→ **SOURCE TEXT**
%%
Pacifica means peace.
The Pacifica Foundation was started in 1946 by visionary Lew Hill, and a group of pacifists who were tired of their viewpoint always being ignored by mainstream media. Sound familiar?
Hill and company originally tried to build an AM station in the blue-collar San Francisco Bay Area town of Richmond, but that wasn't about to happen. Things improved fast when they washed up in nearby Berkeley, where new ideas were guaranteed support.
They also washed up on the FM band. FM, as some may know, was all hot to go as a huge commercial threat to AM radio's domination, until the entrenched AM broadcasters successfully lobbied the FCC to move its frequency band much higher in the radio spectrum.1
This, of course, crippled FM for a long time, cutting its potential coverage, and briefly ruining its commercial potential. It sounds very bad, but paradoxically it also allowed kind of a second golden age of radio, where anyone could start up a little station, and do esoteric, highbrow things on it. Nobody was going to buy an FM radio, which was still an esoteric and costly device, without a darn good reason. The audience was small, but fanatic; usually well-off financially, and considerably hipper than average. The growth of "hi-fi" was spurred by FM music, and modern jazz was given a huge boost. So, of course, was Pacifica.
Starting at KPFA in San Francisco, Pacifica put on the original experiment in listener-sponsored radio, where the audience chips in to keep alternative programing on the air. Nobody had tried this idea before, at least not with any success. This time, it worked. In time, KPFA could even afford to give away FM radios (which became far cheaper) with subscriptions over a certain amount.
There's a big difference between listener-sponsored radio and public broadcasting, or at least there used to be. (That, in fact, is just what the "Pacifica crisis" is about!) In public broadcasting, the listener coughs up taxes and/or pledges and the station takes the money and runs, throwing it into the bin with all their nice corporate underwriting. But public broadcasting hadn't even been invented yet, at least not in the United States. Lew Hill's Pacifica intended for the listeners to be real sponsors, to vote with their money and their input, and to help decide what went on the air. This caused a series of raucous, anarchistic, and wonderfully leftist structures that led ultimately to today's equally contentious "Local Advisory Boards."
Nobody's objective about the original KPFA. It's still on the air, and something of a national treasure, though it's showing some hard use around the edges. It remains fiercely independent, not only from mainstream broadcasting but even from Pacifica. Imagine this already rather awesome radio station and then stick the antenna in your vein and shoot it up. You've got 50s KPFA, in its heyday, and one hell of a radio station -- or so they tell me.
KPFA fought the law, and the law lost. Lew Hill's little station took on the McCarthy witch hunts almost alone, drawing heavy government investigation. It introduced the Beat Poets to the world, in a historic reading that not only put San Francisco on the counterculture map, but put Pacifica into many years of hot water at the FCC.
As new people came into KPFA, nothing was too far out. At a time when marijuana was considered the world's most dangerous drug, KPFA let four people smoke it on the air, attracting more than a little scrutiny from the cops. At a time when Communism was even worse than pot, it hired avowed Marxists and Stalinists2. At a time when few Americans outside the Beat circle had heard of Zen, KPFA ran the amazing lectures of Alan Watts. It ran them for 20 years. It only stopped because Watts died, and you can still catch the reruns.
%%
→ **DATA SUPPLIED**
%%
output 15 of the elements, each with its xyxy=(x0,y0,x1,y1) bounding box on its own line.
%%
%%
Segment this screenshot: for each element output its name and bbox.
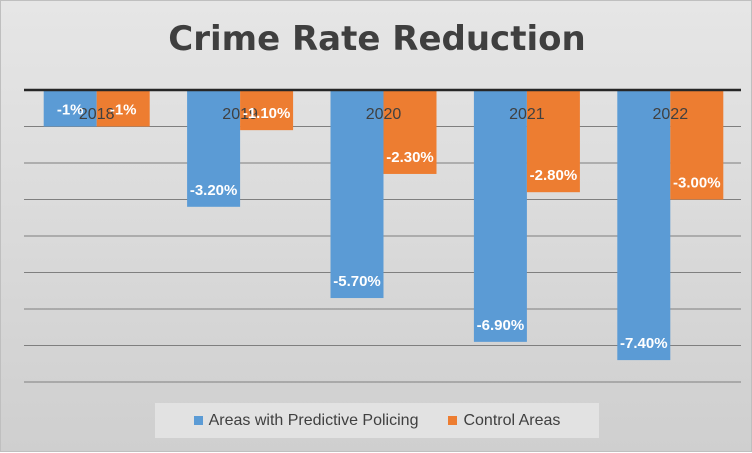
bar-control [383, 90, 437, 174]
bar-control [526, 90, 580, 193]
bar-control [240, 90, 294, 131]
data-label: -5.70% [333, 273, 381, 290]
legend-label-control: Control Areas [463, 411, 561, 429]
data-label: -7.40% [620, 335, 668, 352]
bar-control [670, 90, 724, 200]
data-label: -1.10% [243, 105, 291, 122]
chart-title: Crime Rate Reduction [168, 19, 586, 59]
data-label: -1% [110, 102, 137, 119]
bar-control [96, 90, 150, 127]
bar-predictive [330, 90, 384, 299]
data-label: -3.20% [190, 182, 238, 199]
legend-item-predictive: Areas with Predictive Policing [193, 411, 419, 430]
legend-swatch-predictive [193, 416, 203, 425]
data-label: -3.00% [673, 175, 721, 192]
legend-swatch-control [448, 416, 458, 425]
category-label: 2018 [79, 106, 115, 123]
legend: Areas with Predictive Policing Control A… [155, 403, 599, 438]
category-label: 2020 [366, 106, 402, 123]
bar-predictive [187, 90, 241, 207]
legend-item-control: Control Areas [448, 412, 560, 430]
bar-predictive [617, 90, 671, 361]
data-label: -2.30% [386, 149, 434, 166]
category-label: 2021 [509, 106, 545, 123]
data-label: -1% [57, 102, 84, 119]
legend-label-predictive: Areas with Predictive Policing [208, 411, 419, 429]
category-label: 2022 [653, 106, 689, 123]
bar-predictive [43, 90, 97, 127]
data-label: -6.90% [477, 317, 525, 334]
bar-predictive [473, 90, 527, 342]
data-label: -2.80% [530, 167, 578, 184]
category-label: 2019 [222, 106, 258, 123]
%%
%%
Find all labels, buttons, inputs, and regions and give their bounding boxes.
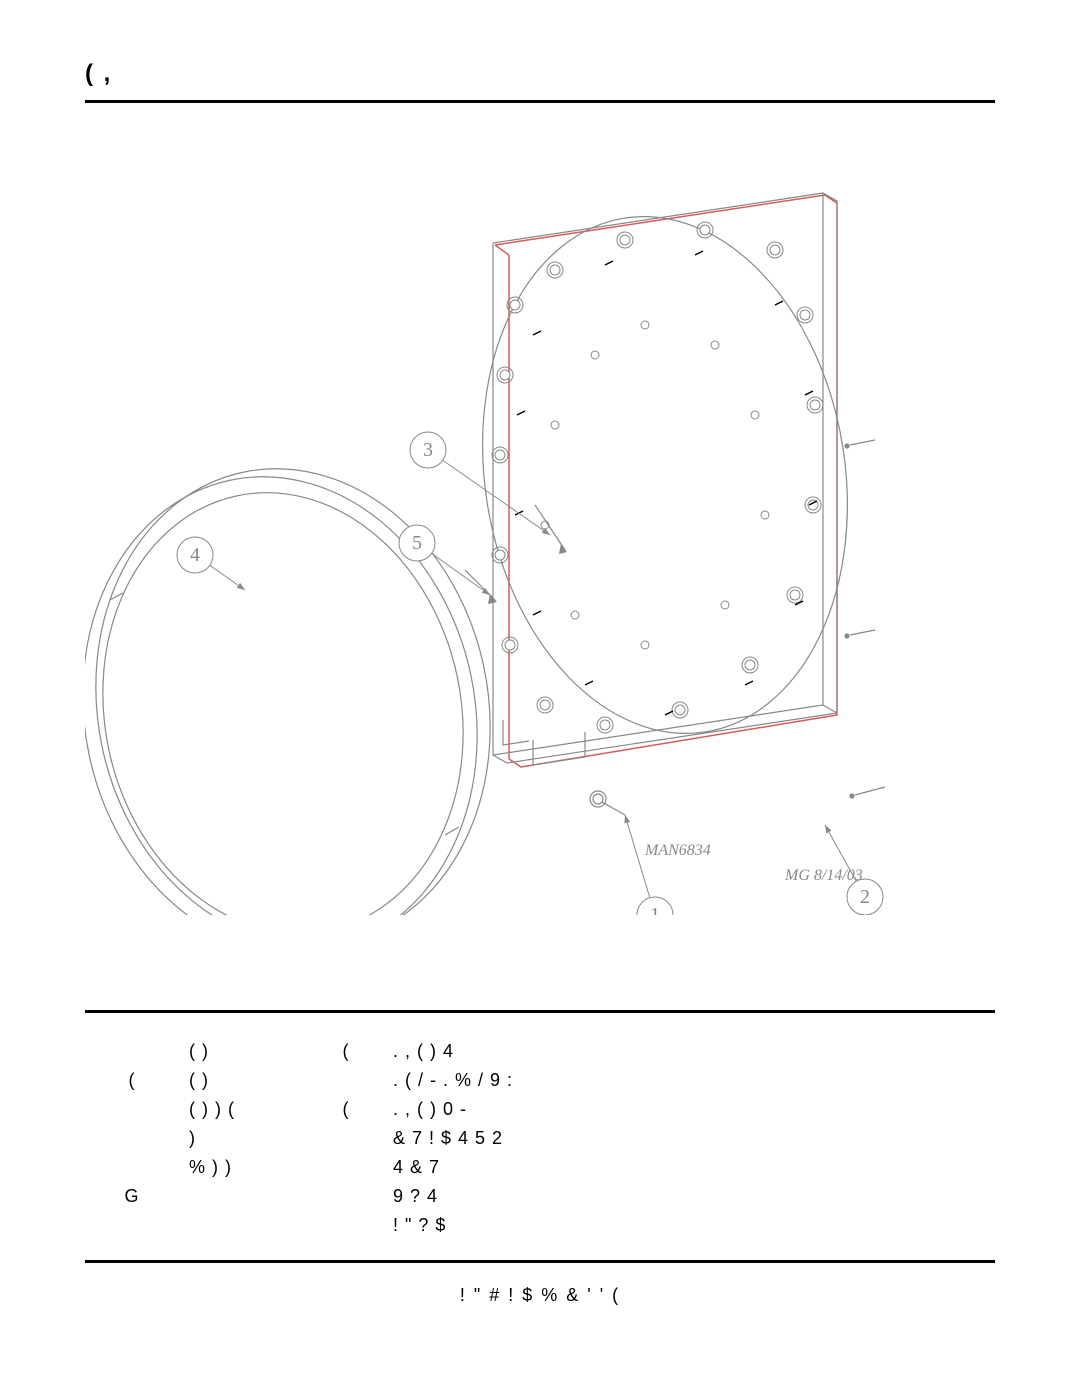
%%
→ **WHAT YOU NEED TO DO**
(A) How would you translate this sentence from the Pacifica history text into Spanish: "Nobody had tried this idea before, at least not with any success."
(B) In the Pacifica history text, what does the part that opens with the words containing "As new people" and closes with "catch the reruns." read like when you substitute "cannabis" for "marijuana"?
(C) According to the Pacifica history text, in what year was the Pacifica Foundation started?

→ **RESULTS**
(A) Nadie había probado esta idea antes, al menos no con ningún éxito.

(B)
As new people came into KPFA, nothing was too far out. At a time when cannabis was considered the world's most dangerous drug, KPFA let four people smoke it on the air, attracting more than a little scrutiny from the cops. At a time when Communism was even worse than pot, it hired avowed Marxists and Stalinists2. At a time when few Americans outside the Beat circle had heard of Zen, KPFA ran the amazing lectures of Alan Watts. It ran them for 20 years. It only stopped because Watts died, and you can still catch the reruns.

(C) 1946